[Data shown]
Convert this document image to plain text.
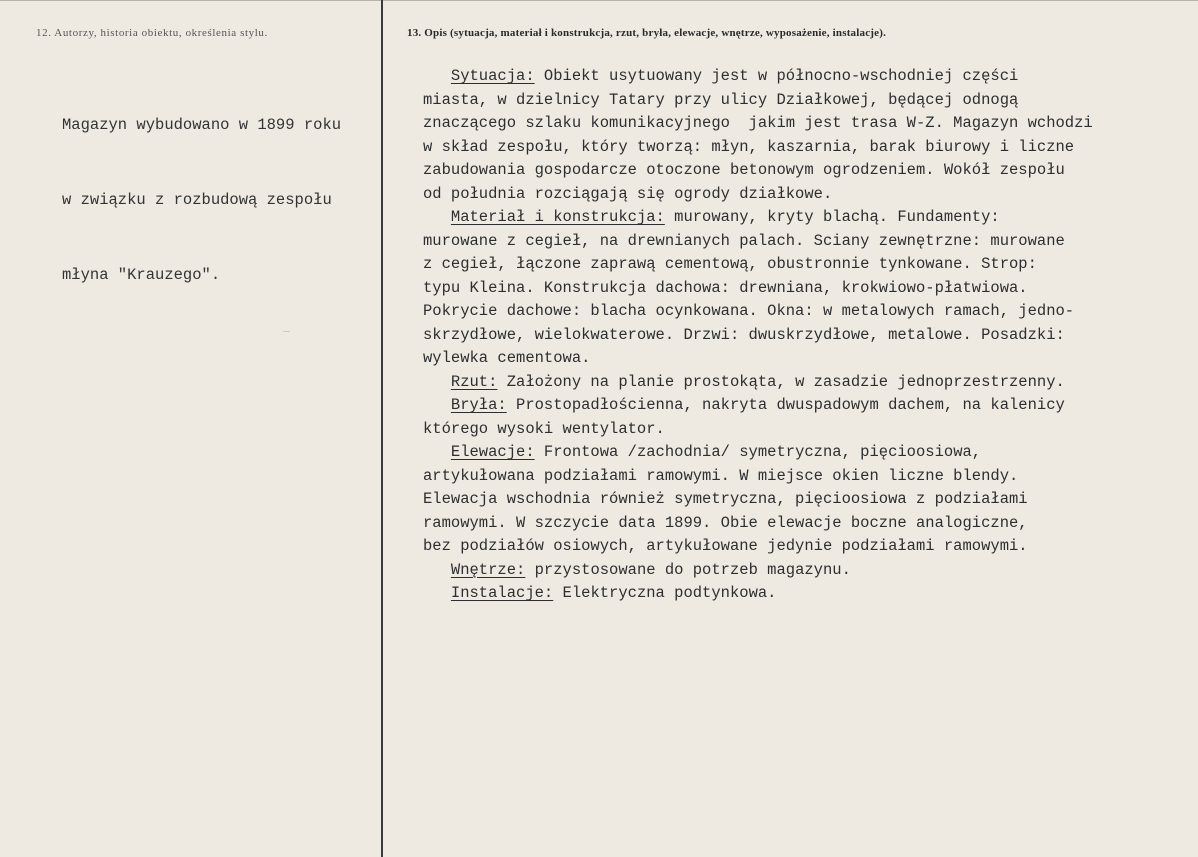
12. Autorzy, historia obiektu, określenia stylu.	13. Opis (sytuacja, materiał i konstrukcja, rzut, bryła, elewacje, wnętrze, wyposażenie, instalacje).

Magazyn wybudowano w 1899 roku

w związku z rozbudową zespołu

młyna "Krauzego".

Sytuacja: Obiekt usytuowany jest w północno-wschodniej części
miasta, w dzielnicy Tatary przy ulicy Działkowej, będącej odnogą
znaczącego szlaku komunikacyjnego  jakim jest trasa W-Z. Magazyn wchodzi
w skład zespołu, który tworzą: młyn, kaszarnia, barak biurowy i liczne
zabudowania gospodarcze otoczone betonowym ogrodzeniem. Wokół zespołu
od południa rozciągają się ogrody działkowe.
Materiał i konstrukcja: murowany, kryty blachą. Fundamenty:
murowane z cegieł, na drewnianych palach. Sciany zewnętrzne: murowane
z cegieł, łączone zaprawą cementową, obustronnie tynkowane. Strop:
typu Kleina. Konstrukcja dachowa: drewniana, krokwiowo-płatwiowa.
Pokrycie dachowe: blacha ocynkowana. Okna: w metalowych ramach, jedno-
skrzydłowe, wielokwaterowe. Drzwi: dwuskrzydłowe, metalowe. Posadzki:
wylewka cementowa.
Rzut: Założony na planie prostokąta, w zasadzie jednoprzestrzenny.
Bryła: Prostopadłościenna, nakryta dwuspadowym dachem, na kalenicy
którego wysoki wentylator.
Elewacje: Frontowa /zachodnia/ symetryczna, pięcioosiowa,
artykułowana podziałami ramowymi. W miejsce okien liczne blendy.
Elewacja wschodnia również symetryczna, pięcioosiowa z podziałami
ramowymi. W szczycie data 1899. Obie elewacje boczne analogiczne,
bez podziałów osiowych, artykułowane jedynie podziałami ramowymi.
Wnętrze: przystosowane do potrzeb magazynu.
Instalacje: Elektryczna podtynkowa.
--
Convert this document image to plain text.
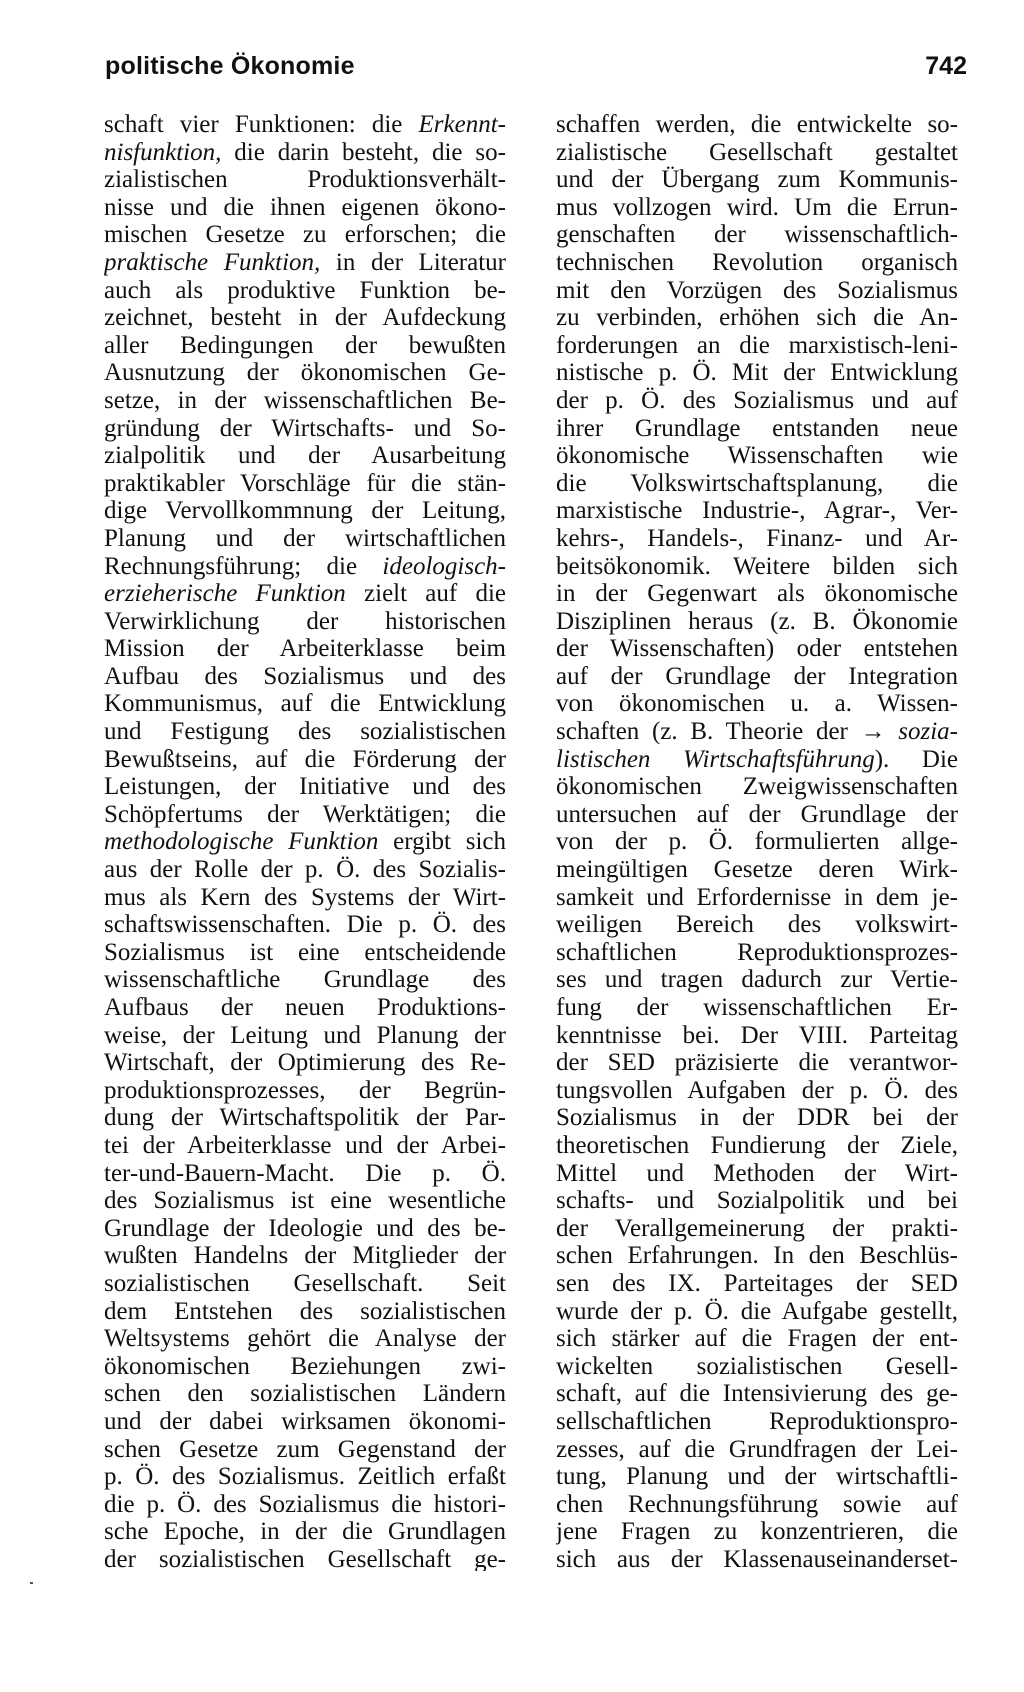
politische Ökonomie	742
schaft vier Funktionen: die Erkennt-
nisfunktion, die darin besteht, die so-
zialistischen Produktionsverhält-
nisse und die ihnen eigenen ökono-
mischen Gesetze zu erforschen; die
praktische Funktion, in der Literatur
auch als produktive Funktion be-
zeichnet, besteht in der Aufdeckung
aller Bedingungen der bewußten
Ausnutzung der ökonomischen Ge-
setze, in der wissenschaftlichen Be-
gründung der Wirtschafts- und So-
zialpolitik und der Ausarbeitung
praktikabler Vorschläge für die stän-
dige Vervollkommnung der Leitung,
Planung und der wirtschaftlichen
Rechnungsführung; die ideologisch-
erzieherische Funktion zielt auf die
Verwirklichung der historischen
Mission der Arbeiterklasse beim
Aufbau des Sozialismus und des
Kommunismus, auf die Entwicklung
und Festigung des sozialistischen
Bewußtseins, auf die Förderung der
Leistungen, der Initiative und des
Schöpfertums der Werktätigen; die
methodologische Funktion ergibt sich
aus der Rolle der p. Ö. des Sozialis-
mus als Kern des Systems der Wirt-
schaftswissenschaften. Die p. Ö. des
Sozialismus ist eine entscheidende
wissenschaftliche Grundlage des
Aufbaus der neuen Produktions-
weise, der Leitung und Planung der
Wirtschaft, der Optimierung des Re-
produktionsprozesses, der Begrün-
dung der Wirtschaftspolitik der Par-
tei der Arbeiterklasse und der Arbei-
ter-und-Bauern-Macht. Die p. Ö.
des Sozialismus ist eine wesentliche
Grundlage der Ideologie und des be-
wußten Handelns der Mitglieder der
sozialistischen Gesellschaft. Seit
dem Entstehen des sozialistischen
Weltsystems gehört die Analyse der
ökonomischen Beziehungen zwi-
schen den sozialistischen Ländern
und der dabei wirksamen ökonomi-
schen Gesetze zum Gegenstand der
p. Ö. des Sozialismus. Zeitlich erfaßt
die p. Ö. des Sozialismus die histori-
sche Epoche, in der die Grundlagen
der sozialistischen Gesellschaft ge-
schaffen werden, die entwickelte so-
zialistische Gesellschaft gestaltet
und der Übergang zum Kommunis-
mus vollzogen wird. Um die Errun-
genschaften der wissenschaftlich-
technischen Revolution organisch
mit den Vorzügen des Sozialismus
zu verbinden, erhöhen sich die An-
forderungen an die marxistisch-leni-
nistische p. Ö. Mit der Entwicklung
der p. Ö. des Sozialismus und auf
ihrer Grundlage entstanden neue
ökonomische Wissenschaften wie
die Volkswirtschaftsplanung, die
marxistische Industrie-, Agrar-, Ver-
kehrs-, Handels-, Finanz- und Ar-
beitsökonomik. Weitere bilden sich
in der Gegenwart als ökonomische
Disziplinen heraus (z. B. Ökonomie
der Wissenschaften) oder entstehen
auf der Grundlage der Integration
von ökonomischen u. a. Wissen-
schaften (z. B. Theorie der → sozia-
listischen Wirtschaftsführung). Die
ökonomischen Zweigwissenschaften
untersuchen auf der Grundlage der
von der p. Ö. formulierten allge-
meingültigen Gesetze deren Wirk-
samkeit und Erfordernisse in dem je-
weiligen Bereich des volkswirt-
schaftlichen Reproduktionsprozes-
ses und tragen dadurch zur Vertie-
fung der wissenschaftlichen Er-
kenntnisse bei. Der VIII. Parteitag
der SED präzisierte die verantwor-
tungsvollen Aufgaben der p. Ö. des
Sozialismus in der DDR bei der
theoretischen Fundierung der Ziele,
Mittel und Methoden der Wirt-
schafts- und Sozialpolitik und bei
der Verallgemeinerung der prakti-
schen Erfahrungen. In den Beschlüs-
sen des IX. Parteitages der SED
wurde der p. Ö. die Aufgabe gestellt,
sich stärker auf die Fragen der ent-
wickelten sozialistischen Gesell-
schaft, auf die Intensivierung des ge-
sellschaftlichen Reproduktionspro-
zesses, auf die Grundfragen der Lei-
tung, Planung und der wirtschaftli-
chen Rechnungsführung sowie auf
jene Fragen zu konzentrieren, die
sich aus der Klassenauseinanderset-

[The task]
Read the entries and pick out all lines that include the word "podziałami".

[Exercise result]
artykułowana podziałami ramowymi. W miejsce okien liczne blendy.
Elewacja wschodnia również symetryczna, pięcioosiowa z podziałami
bez podziałów osiowych, artykułowane jedynie podziałami ramowymi.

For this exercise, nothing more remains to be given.